» **TO DO**
For each line below that contains the string "Engineering", copy that line.
** BEGIN EXERCISE MATERIAL **
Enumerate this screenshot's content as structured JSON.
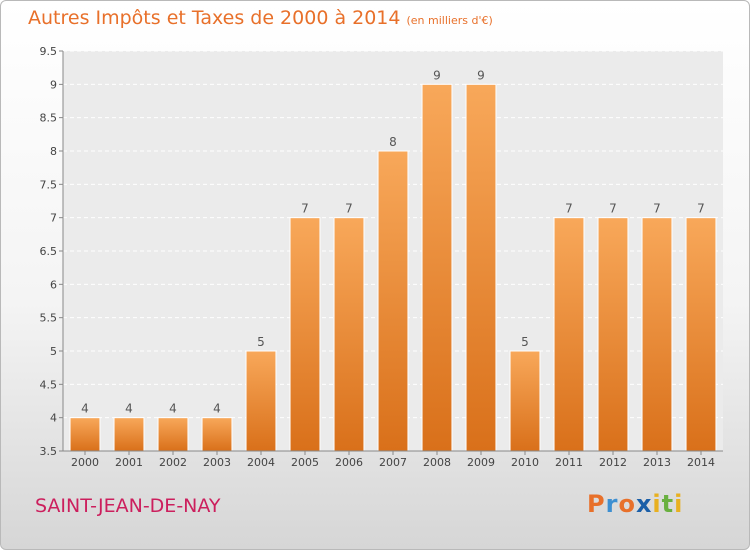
{
  "title": "Autres Impôts et Taxes de 2000 à 2014",
  "subtitle": "(en milliers d'€)",
  "commune": "SAINT-JEAN-DE-NAY",
  "logo": {
    "letters": [
      "P",
      "r",
      "o",
      "x",
      "i",
      "t",
      "i"
    ],
    "colors": [
      "#e8702a",
      "#3d8fd1",
      "#e8702a",
      "#1b5fa8",
      "#e8b020",
      "#69b040",
      "#e8b020"
    ]
  },
  "chart_data": {
    "type": "bar",
    "title": "Autres Impôts et Taxes de 2000 à 2014",
    "subtitle": "(en milliers d'€)",
    "categories": [
      "2000",
      "2001",
      "2002",
      "2003",
      "2004",
      "2005",
      "2006",
      "2007",
      "2008",
      "2009",
      "2010",
      "2011",
      "2012",
      "2013",
      "2014"
    ],
    "values": [
      4,
      4,
      4,
      4,
      5,
      7,
      7,
      8,
      9,
      9,
      5,
      7,
      7,
      7,
      7
    ],
    "data_labels": [
      "4",
      "4",
      "4",
      "4",
      "5",
      "7",
      "7",
      "8",
      "9",
      "9",
      "5",
      "7",
      "7",
      "7",
      "7"
    ],
    "yticks": [
      "3.5",
      "4",
      "4.5",
      "5",
      "5.5",
      "6",
      "6.5",
      "7",
      "7.5",
      "8",
      "8.5",
      "9",
      "9.5"
    ],
    "ylim": [
      3.5,
      9.5
    ],
    "xlabel": "",
    "ylabel": "",
    "grid": true,
    "bar_color": "#f0902f"
  }
}
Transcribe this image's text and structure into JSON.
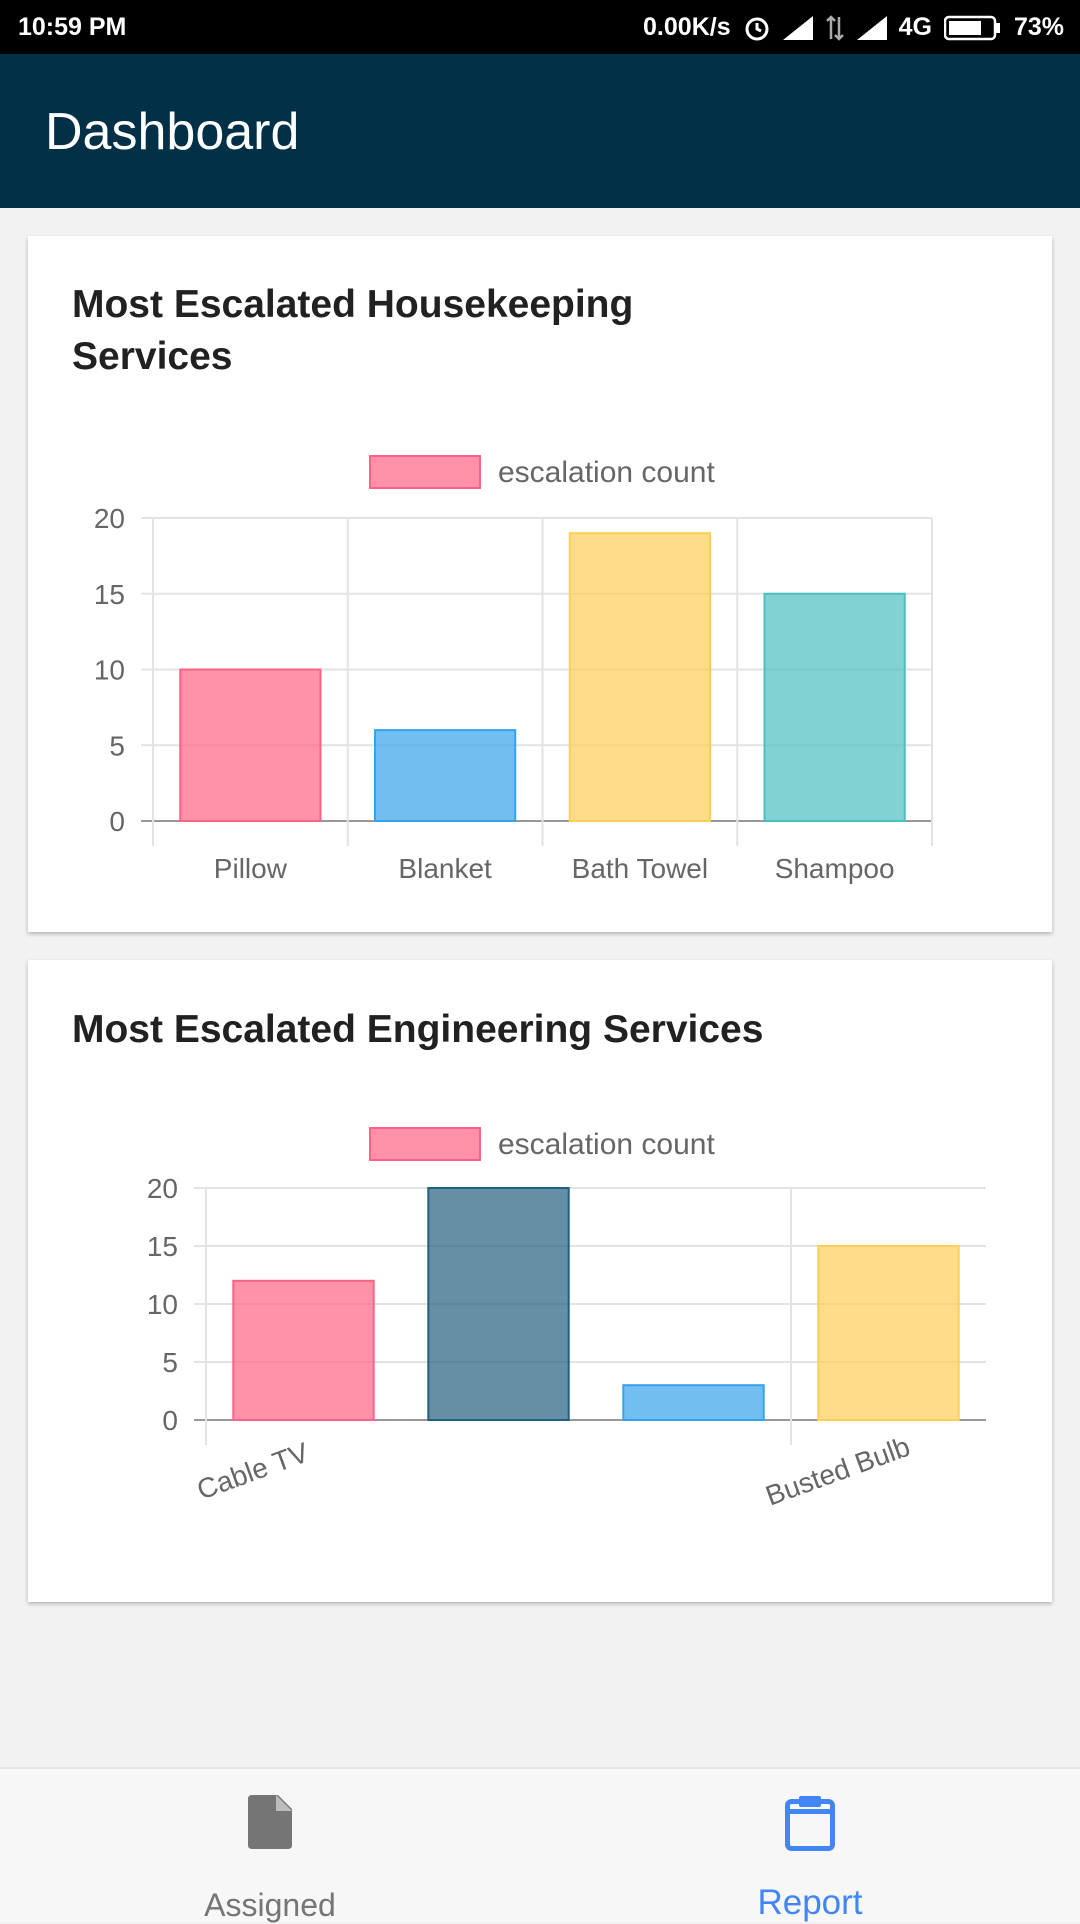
{
  "status_bar": {
    "time": "10:59 PM",
    "net_speed": "0.00K/s",
    "network": "4G",
    "battery": "73%"
  },
  "app_bar": {
    "title": "Dashboard"
  },
  "colors": {
    "app_bar": "#023047",
    "nav_active": "#4285f4",
    "nav_inactive": "#757575"
  },
  "cards": [
    {
      "title": "Most Escalated Housekeeping Services"
    },
    {
      "title": "Most Escalated Engineering Services"
    }
  ],
  "chart_data": [
    {
      "type": "bar",
      "title": "Most Escalated Housekeeping Services",
      "legend": {
        "label": "escalation count",
        "position": "top"
      },
      "categories": [
        "Pillow",
        "Blanket",
        "Bath Towel",
        "Shampoo"
      ],
      "series": [
        {
          "name": "escalation count",
          "values": [
            10,
            6,
            19,
            15
          ]
        }
      ],
      "bar_colors": [
        "#ff6384",
        "#36a2eb",
        "#ffce56",
        "#4bc0c0"
      ],
      "yticks": [
        0,
        5,
        10,
        15,
        20
      ],
      "ylim": [
        0,
        20
      ],
      "grid": true
    },
    {
      "type": "bar",
      "title": "Most Escalated Engineering Services",
      "legend": {
        "label": "escalation count",
        "position": "top"
      },
      "categories": [
        "Cable TV",
        "",
        "",
        "Busted Bulb"
      ],
      "series": [
        {
          "name": "escalation count",
          "values": [
            12,
            20,
            3,
            15
          ]
        }
      ],
      "bar_colors": [
        "#ff6384",
        "#23607f",
        "#36a2eb",
        "#ffce56"
      ],
      "yticks": [
        0,
        5,
        10,
        15,
        20
      ],
      "ylim": [
        0,
        20
      ],
      "grid": true,
      "xtick_rotation": -20
    }
  ],
  "bottom_nav": {
    "items": [
      {
        "label": "Assigned",
        "icon": "file-icon",
        "active": false
      },
      {
        "label": "Report",
        "icon": "clipboard-icon",
        "active": true
      }
    ]
  }
}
** END EXERCISE MATERIAL **
» **RESPONSE TO THIS TASK**
      "title": "Most Escalated Engineering Services"
      "title": "Most Escalated Engineering Services",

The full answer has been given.